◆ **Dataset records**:
##########

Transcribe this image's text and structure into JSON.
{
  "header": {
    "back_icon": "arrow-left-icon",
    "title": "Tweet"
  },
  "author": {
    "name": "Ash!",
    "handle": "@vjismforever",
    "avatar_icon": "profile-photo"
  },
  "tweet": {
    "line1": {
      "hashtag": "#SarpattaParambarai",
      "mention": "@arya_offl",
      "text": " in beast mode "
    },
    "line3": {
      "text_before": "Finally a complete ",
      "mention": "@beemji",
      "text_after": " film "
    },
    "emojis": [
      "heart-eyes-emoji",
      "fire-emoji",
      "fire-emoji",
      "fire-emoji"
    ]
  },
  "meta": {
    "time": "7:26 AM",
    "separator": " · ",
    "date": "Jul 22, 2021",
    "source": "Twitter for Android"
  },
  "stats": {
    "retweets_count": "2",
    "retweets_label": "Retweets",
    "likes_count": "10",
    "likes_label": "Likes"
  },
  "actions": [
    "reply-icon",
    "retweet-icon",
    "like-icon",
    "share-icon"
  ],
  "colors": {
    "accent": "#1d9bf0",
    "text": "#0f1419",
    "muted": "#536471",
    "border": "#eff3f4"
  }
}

##########

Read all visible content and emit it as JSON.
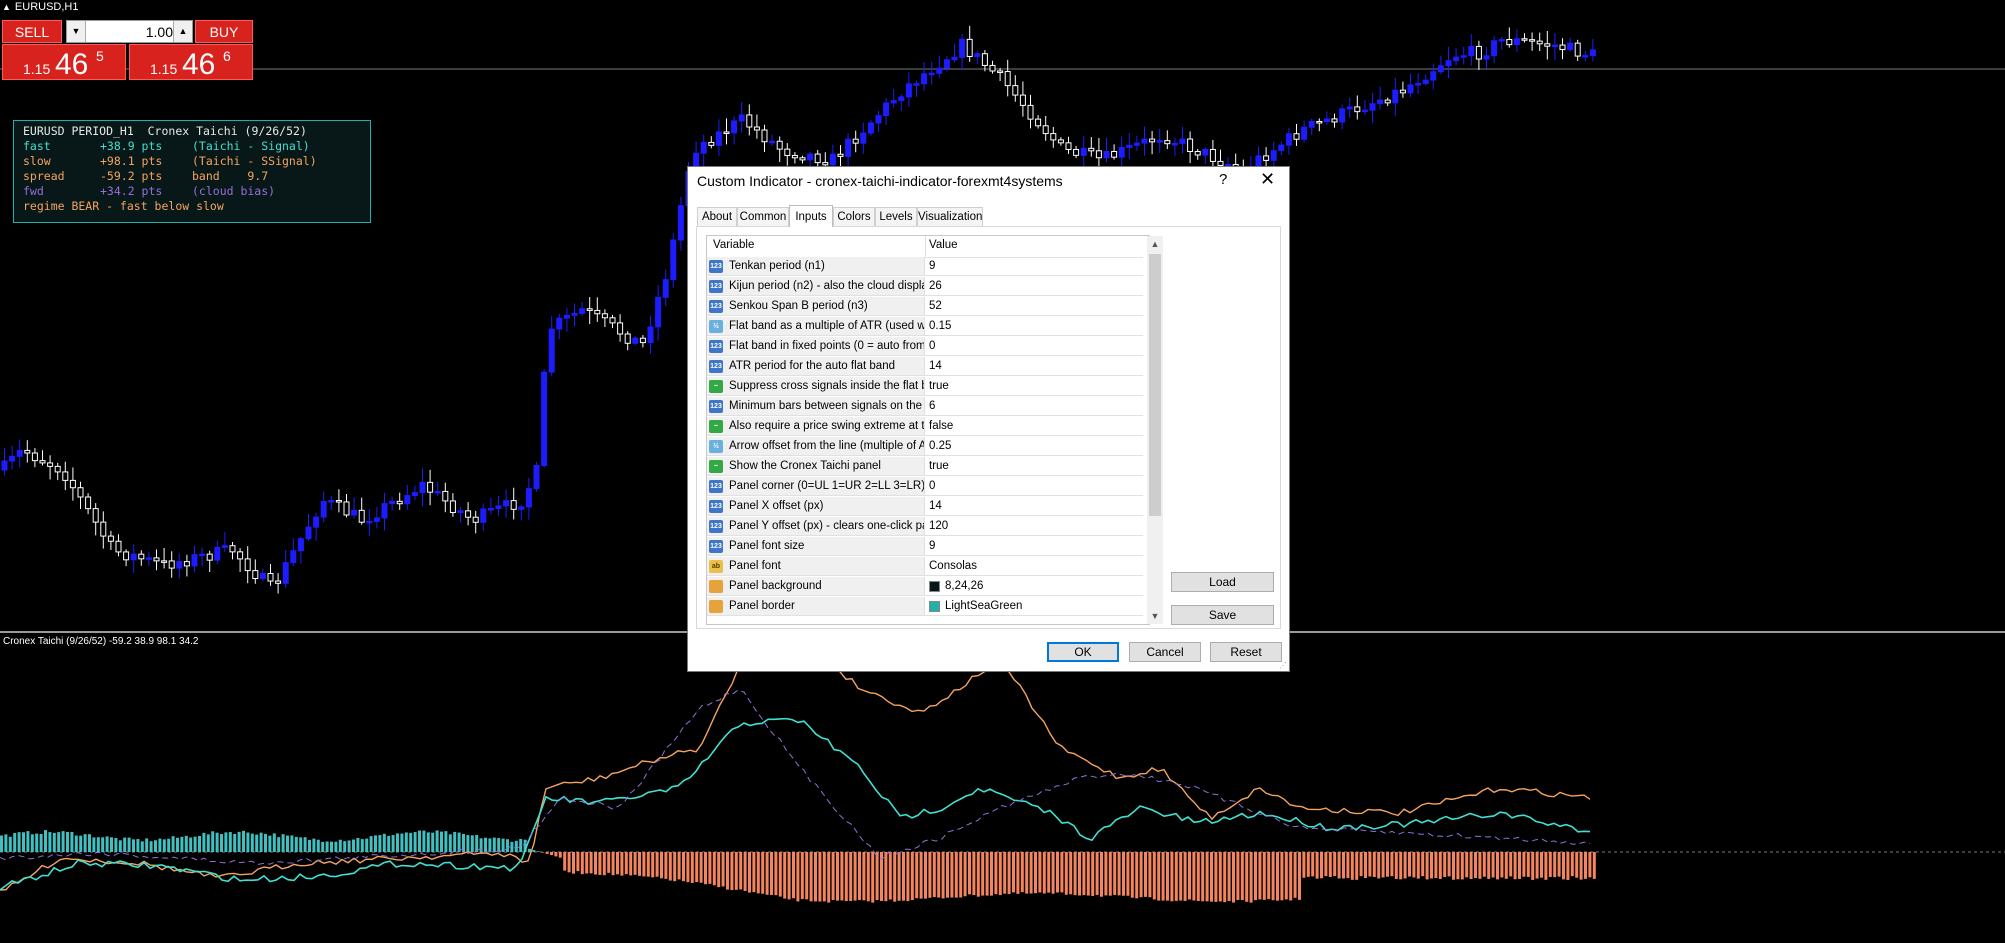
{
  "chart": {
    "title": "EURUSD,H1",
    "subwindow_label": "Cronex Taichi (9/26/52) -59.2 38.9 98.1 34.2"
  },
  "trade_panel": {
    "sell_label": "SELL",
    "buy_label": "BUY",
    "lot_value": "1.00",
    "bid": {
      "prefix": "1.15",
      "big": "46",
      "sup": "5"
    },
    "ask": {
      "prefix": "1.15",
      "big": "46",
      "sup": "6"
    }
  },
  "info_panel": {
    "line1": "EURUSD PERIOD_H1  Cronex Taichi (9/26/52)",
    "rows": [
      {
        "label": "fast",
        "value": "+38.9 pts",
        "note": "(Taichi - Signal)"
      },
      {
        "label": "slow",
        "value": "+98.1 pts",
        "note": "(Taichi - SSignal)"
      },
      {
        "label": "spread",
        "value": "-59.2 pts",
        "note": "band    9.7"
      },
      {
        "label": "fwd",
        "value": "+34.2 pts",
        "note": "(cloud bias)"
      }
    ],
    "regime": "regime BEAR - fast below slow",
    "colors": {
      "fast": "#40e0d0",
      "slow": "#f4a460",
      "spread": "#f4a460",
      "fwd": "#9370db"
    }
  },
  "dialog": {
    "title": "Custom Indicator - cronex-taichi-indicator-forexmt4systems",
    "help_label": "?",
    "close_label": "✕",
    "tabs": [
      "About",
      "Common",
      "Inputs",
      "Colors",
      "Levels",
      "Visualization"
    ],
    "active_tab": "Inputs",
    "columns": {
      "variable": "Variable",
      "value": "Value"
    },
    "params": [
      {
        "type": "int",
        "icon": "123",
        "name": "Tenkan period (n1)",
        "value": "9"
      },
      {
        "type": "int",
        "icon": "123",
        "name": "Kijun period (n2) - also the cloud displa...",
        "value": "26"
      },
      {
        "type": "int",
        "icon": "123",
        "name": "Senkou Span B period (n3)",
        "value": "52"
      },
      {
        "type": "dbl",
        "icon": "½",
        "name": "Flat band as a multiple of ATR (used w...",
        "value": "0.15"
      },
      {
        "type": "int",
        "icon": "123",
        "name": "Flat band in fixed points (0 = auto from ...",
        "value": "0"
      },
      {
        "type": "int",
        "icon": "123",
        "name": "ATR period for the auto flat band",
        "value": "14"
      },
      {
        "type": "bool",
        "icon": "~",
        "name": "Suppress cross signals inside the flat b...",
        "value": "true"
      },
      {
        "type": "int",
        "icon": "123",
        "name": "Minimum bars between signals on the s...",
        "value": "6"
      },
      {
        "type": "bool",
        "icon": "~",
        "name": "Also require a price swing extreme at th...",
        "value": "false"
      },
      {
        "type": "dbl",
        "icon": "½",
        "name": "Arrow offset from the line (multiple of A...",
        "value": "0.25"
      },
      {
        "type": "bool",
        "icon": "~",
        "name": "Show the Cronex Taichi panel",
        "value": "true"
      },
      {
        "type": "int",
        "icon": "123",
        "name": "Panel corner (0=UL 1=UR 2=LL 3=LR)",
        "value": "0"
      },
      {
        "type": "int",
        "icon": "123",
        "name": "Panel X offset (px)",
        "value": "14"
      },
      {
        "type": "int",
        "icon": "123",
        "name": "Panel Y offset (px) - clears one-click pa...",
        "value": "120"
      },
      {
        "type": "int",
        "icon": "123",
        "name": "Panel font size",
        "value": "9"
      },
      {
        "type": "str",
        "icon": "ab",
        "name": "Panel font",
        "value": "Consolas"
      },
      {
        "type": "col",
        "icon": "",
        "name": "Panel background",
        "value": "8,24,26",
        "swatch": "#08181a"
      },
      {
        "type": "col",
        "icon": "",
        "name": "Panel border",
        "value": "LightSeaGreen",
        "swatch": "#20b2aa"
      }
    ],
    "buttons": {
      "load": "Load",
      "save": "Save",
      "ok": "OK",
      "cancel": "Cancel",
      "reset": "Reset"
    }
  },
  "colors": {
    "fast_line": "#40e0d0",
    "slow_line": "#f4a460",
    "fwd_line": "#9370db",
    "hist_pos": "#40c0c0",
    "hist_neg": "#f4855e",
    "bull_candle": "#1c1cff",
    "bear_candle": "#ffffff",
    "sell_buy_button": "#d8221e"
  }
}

##########

◆ **WHAT THE EXERCISE ASKS**:
Of all the lines in the data above, state how many include "band". Say only the number.

◆ **OUTPUT FOR THIS TASK**:
4